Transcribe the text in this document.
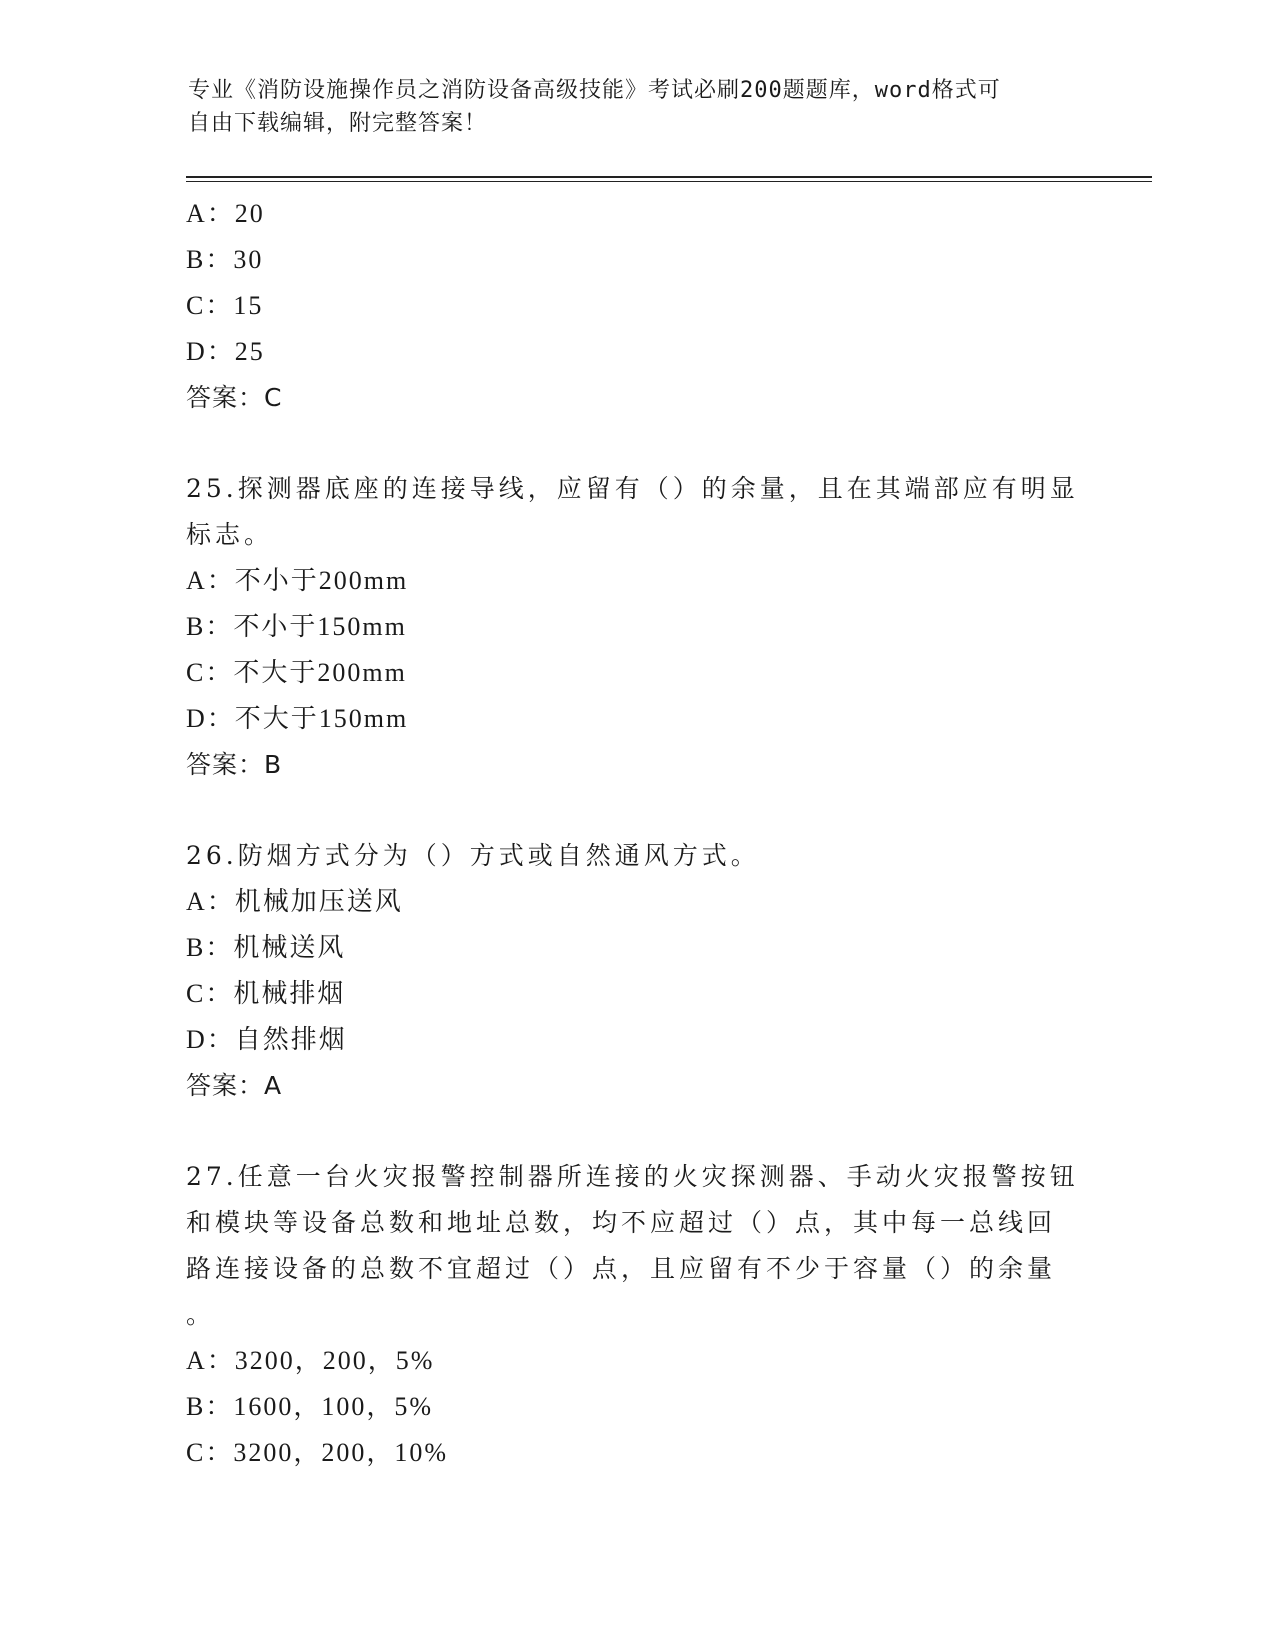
专业《消防设施操作员之消防设备高级技能》考试必刷200题题库，word格式可
自由下载编辑，附完整答案！
A：20
B：30
C：15
D：25
答案：C
25.探测器底座的连接导线，应留有（）的余量，且在其端部应有明显
标志。
A：不小于200mm
B：不小于150mm
C：不大于200mm
D：不大于150mm
答案：B
26.防烟方式分为（）方式或自然通风方式。
A：机械加压送风
B：机械送风
C：机械排烟
D：自然排烟
答案：A
27.任意一台火灾报警控制器所连接的火灾探测器、手动火灾报警按钮
和模块等设备总数和地址总数，均不应超过（）点，其中每一总线回
路连接设备的总数不宜超过（）点，且应留有不少于容量（）的余量
。
A：3200，200，5%
B：1600，100，5%
C：3200，200，10%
++++
• [PROBLEM TO WORK ON]
Leave out all images, then reproduce the entries above exactly.

• [WRITTEN RESPONSE]
Transcribe the text in this document.
专业《消防设施操作员之消防设备高级技能》考试必刷200题题库，word格式可
自由下载编辑，附完整答案！
A：20
B：30
C：15
D：25
答案：C
25.探测器底座的连接导线，应留有（）的余量，且在其端部应有明显
标志。
A：不小于200mm
B：不小于150mm
C：不大于200mm
D：不大于150mm
答案：B
26.防烟方式分为（）方式或自然通风方式。
A：机械加压送风
B：机械送风
C：机械排烟
D：自然排烟
答案：A
27.任意一台火灾报警控制器所连接的火灾探测器、手动火灾报警按钮
和模块等设备总数和地址总数，均不应超过（）点，其中每一总线回
路连接设备的总数不宜超过（）点，且应留有不少于容量（）的余量
。
A：3200，200，5%
B：1600，100，5%
C：3200，200，10%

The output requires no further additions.